_文本摘录_:

· · · ·

【PAT甲级】A+B and C (64bit)

Problem Description：

Given three integers A, B and C in [− $2^{63}$ , $2^{63}$ ], you are supposed to tell whether A+B>C.

Input Specification:

The first line of the input gives the positive number of test cases, T (≤10). Then T test cases follow, each consists of a single line containing three integers A, B and C, separated by single spaces.

Output Specification:

For each test case, output in one line Case #X: true if A+B>C, or Case #X: false otherwise, where X is the case number (starting from 1).

· · · ·

_任务说明 1_: 根据上方题目文本，测试用例数 T 的上限是多少？
_任务说明 2_: 请从上方题目文本的末尾处接着续写。

_提取列表_:
· · · ·

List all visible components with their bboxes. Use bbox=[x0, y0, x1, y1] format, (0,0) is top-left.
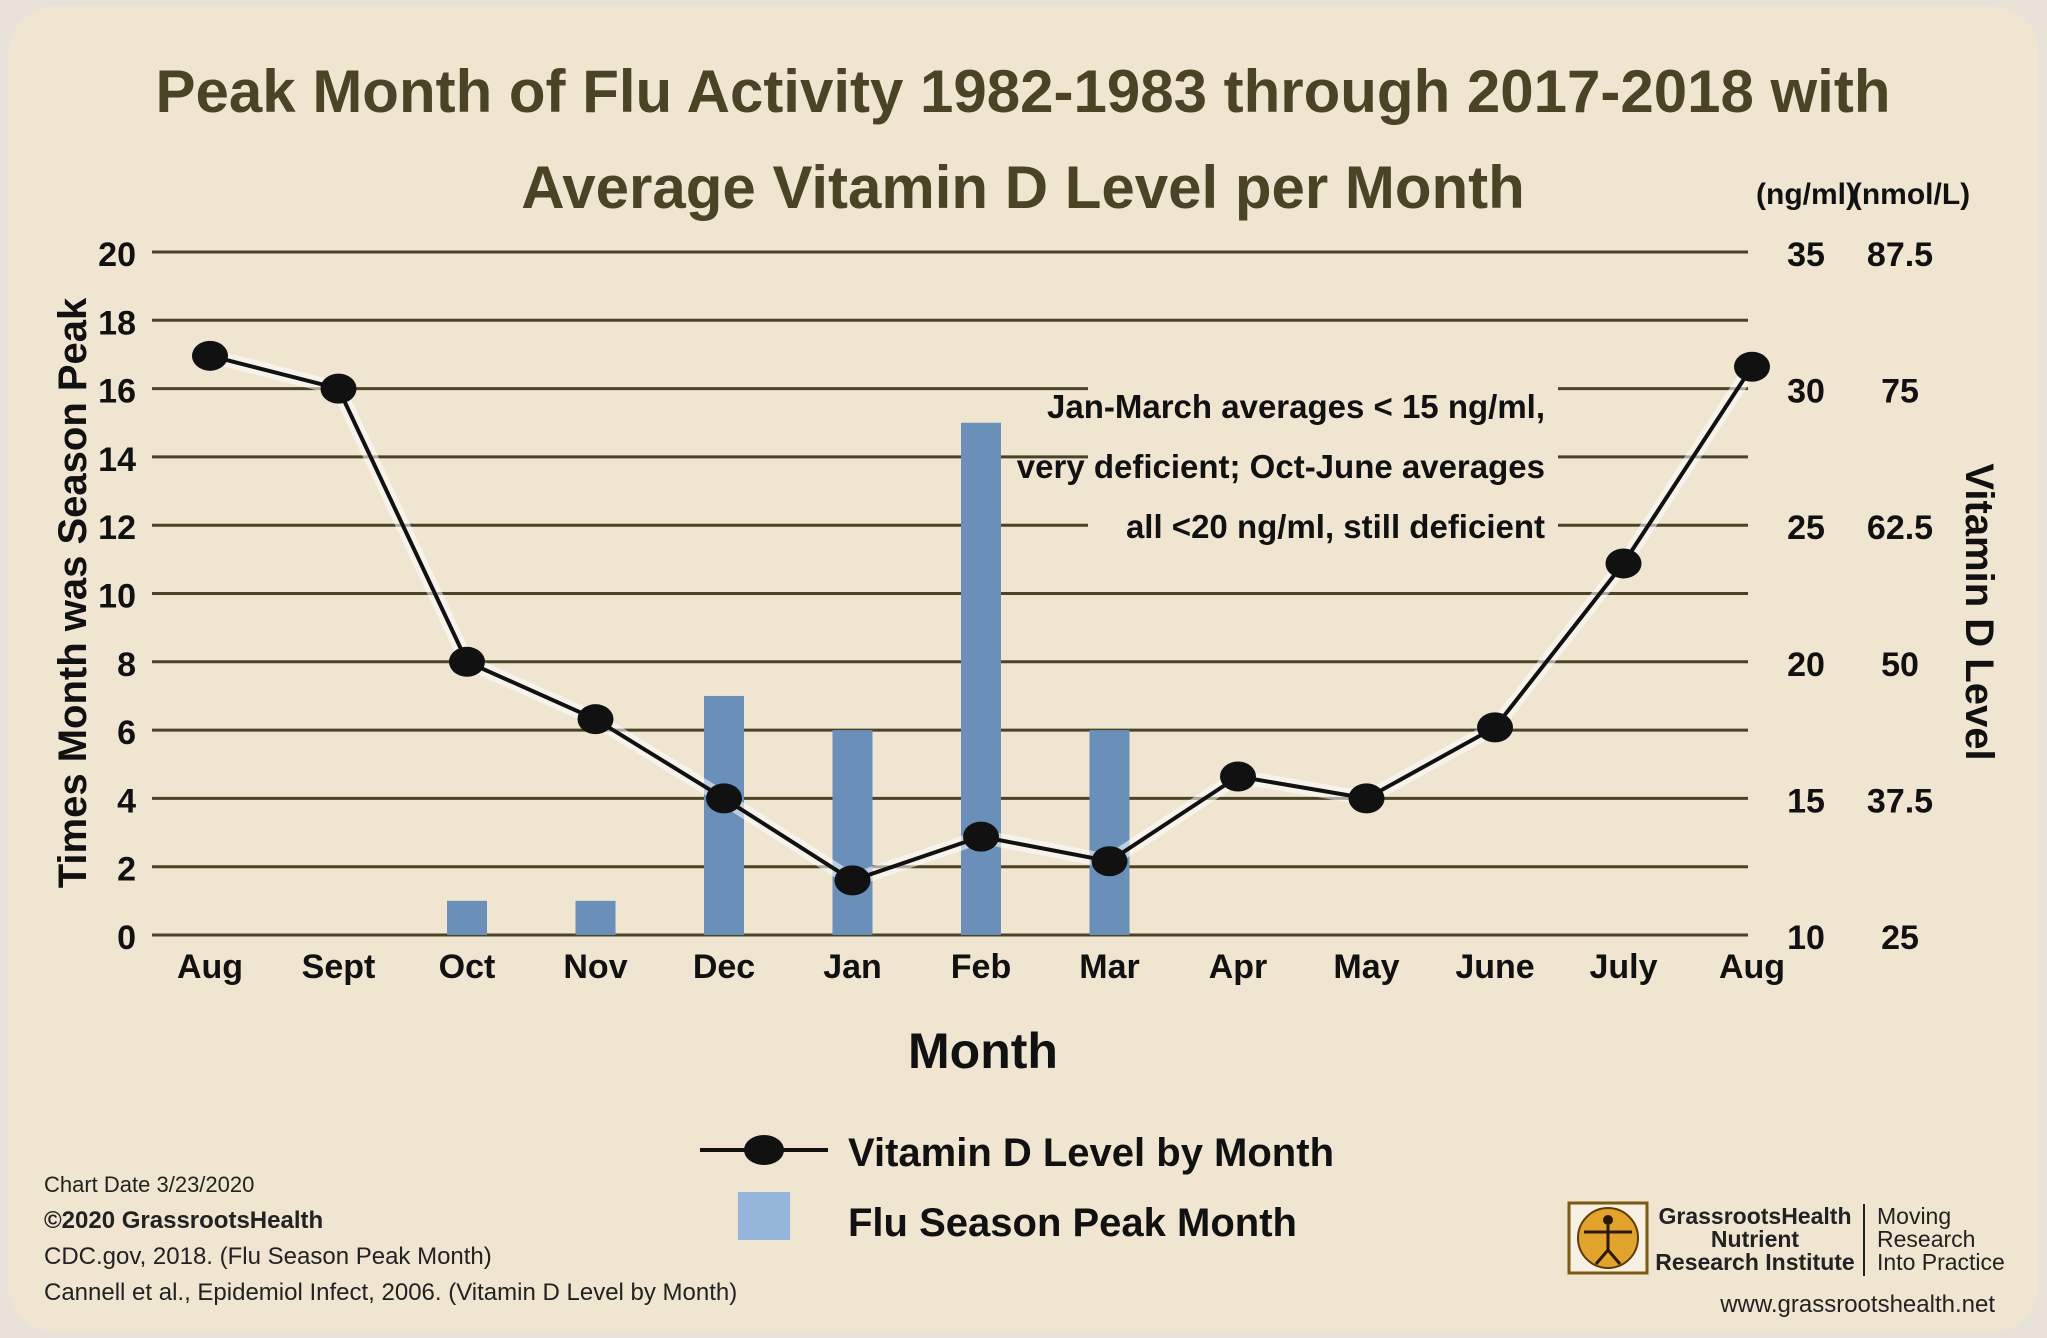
y-tick-label: 4 bbox=[117, 782, 136, 820]
y-tick-label: 2 bbox=[117, 851, 136, 889]
vitamin-d-marker bbox=[577, 704, 614, 735]
vitruvian-leg-left bbox=[1594, 1249, 1610, 1265]
legend-marker-swatch bbox=[744, 1135, 784, 1165]
x-tick-label: Mar bbox=[1079, 948, 1139, 986]
card-background bbox=[8, 6, 2039, 1332]
vitamin-d-marker bbox=[1220, 761, 1256, 792]
x-axis-title: Month bbox=[908, 1023, 1058, 1079]
source-cdc: CDC.gov, 2018. (Flu Season Peak Month) bbox=[44, 1243, 492, 1270]
y-tick-label: 20 bbox=[98, 236, 136, 274]
x-tick-label: June bbox=[1455, 948, 1534, 986]
logo-name-line-3: Research Institute bbox=[1655, 1249, 1854, 1275]
x-tick-label: Oct bbox=[439, 948, 496, 986]
logo-tagline-line-1: Moving bbox=[1877, 1203, 1951, 1229]
x-tick-label: May bbox=[1333, 948, 1399, 986]
y2-tick-label-ng: 15 bbox=[1787, 782, 1825, 820]
x-tick-label: Apr bbox=[1209, 948, 1268, 986]
legend-label-flu-peak: Flu Season Peak Month bbox=[848, 1201, 1297, 1245]
y2-tick-label-ng: 25 bbox=[1787, 509, 1825, 547]
x-tick-label: Nov bbox=[563, 948, 627, 986]
vitruvian-leg-right bbox=[1606, 1249, 1622, 1265]
vitamin-d-line bbox=[192, 340, 1770, 896]
flu-peak-bar bbox=[961, 422, 1001, 935]
x-tick-label: July bbox=[1589, 948, 1657, 986]
legend: Vitamin D Level by Month Flu Season Peak… bbox=[700, 1131, 1334, 1245]
vitamin-d-marker bbox=[192, 340, 228, 371]
y2-axis-ticks: 10 25 15 37.5 20 50 25 62.5 30 75 35 87.5 bbox=[1787, 236, 1933, 957]
y2-tick-label-ng: 10 bbox=[1787, 919, 1825, 957]
vitamin-d-marker bbox=[963, 821, 999, 852]
y2-axis-title: Vitamin D Level bbox=[1957, 463, 2001, 760]
flu-peak-bar bbox=[1089, 730, 1130, 935]
y-tick-label: 16 bbox=[98, 373, 136, 411]
y-axis-title: Times Month was Season Peak bbox=[51, 297, 95, 888]
y2-unit-nmol: (nmol/L) bbox=[1852, 178, 1970, 211]
y2-tick-label-nmol: 75 bbox=[1881, 373, 1919, 411]
y2-tick-label-ng: 30 bbox=[1787, 373, 1825, 411]
y-tick-label: 14 bbox=[98, 441, 136, 479]
x-axis-ticks: Aug Sept Oct Nov Dec Jan Feb Mar Apr May June July A… bbox=[177, 948, 1785, 986]
grassrootshealth-logo: GrassrootsHealth Nutrient Research Insti… bbox=[1567, 1201, 2005, 1318]
y2-tick-label-nmol: 50 bbox=[1881, 646, 1919, 684]
y2-tick-label-nmol: 87.5 bbox=[1867, 236, 1933, 274]
y-tick-label: 18 bbox=[98, 304, 136, 342]
vitamin-d-marker bbox=[320, 373, 357, 404]
vitamin-d-marker bbox=[834, 865, 871, 896]
x-tick-label: Aug bbox=[177, 948, 243, 986]
chart-title-line-1: Peak Month of Flu Activity 1982-1983 thr… bbox=[156, 58, 1891, 125]
vitamin-d-marker bbox=[1348, 783, 1385, 814]
chart-title-line-2: Average Vitamin D Level per Month bbox=[521, 154, 1525, 221]
vitamin-d-marker bbox=[1734, 351, 1770, 382]
vitamin-d-marker bbox=[449, 646, 485, 677]
vitamin-d-marker bbox=[1091, 846, 1128, 877]
legend-label-vitamin-d: Vitamin D Level by Month bbox=[848, 1131, 1334, 1175]
x-tick-label: Jan bbox=[823, 948, 882, 986]
y-tick-label: 0 bbox=[117, 919, 136, 957]
y-tick-label: 8 bbox=[117, 646, 136, 684]
y-tick-label: 12 bbox=[98, 509, 136, 547]
y-tick-label: 10 bbox=[98, 578, 136, 616]
y2-tick-label-nmol: 25 bbox=[1881, 919, 1919, 957]
chart-date: Chart Date 3/23/2020 bbox=[44, 1172, 254, 1197]
vitamin-d-marker bbox=[706, 783, 742, 814]
y-tick-label: 6 bbox=[117, 714, 136, 752]
y-axis-ticks: 0 2 4 6 8 10 12 14 16 18 20 bbox=[98, 236, 136, 957]
x-tick-label: Sept bbox=[302, 948, 376, 986]
logo-tagline-line-3: Into Practice bbox=[1877, 1249, 2005, 1275]
legend-bar-swatch bbox=[738, 1192, 790, 1240]
annotation-line-2: very deficient; Oct-June averages bbox=[1017, 448, 1545, 485]
flu-peak-bar bbox=[575, 900, 616, 935]
x-tick-label: Aug bbox=[1719, 948, 1785, 986]
flu-peak-bar bbox=[447, 900, 487, 935]
logo-name-line-1: GrassrootsHealth bbox=[1658, 1203, 1851, 1229]
y2-tick-label-ng: 35 bbox=[1787, 236, 1825, 274]
annotation-line-1: Jan-March averages < 15 ng/ml, bbox=[1047, 388, 1545, 425]
flu-peak-bar bbox=[704, 695, 744, 935]
x-tick-label: Dec bbox=[693, 948, 755, 986]
logo-tagline-line-2: Research bbox=[1877, 1226, 1975, 1252]
y2-tick-label-ng: 20 bbox=[1787, 646, 1825, 684]
vitruvian-head bbox=[1603, 1215, 1613, 1225]
copyright: ©2020 GrassrootsHealth bbox=[44, 1207, 323, 1234]
logo-name-line-2: Nutrient bbox=[1711, 1226, 1800, 1252]
vitamin-d-marker bbox=[1605, 548, 1642, 579]
logo-url: www.grassrootshealth.net bbox=[1719, 1291, 1995, 1318]
annotation-line-3: all <20 ng/ml, still deficient bbox=[1126, 508, 1545, 545]
annotation-background bbox=[1088, 372, 1558, 562]
vitamin-d-marker bbox=[1477, 712, 1513, 743]
y2-tick-label-nmol: 37.5 bbox=[1867, 782, 1933, 820]
source-cannell: Cannell et al., Epidemiol Infect, 2006. … bbox=[44, 1279, 737, 1306]
flu-peak-bar bbox=[832, 730, 873, 935]
y2-unit-ng: (ng/ml) bbox=[1756, 178, 1856, 211]
y2-tick-label-nmol: 62.5 bbox=[1867, 509, 1933, 547]
x-tick-label: Feb bbox=[951, 948, 1011, 986]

· · · ·

_预期输出 1_: T 不超过 10。

_预期输出 2_:
Sample Input:

3
1 2 3
2 3 4
9223372036854775807 -9223372036854775808 0

Sample Output:

Case #1: false
Case #2: true
Case #3: false

解题思路：

我一开始看到题目说A,B,C都在[- ${\color{Green} 2^{63}}$ , ${\color{Green} 2^{63}}$ ]这个区间内时，只想到了要用long long型，并没有考虑到A+B后会出现数据溢出的问题，所以有俩个测试用例WA，20分只得了12分。绝望的我去看了一下柳神的代码(1065. A+B and C (64bit) (20)-PAT甲级真题)后发现这题会有俩种数据溢出的情况：令sum=A+B，①当A>0且B>0时会出现数据溢出，数据溢出后sum是个负数，此时A+B>C是成立的；②同理当A<0且B<0时也会出现数据溢出，数据溢出后sum是个正数，此时A+B肯定是小于C的。这俩种情况分别是4分。。。。。

AC代码： 12分代码：

#include <bits/stdc++.h>
using namespace std;

int main()
{
    int N;
    cin >> N;
    for(int i = 1; i <= N; i++)
    {
        long long A,B,C;
        cin >> A >> B >> C;
        printf("Case #%d: %s\n",i, A+B>C? "true" : "false");
    }
    return 0;
}

AC代码：

#include <bits/stdc++.h>
using namespace std;

int main()
{
    int N;
    cin >> N;
    for(int i = 1; i <= N; i++)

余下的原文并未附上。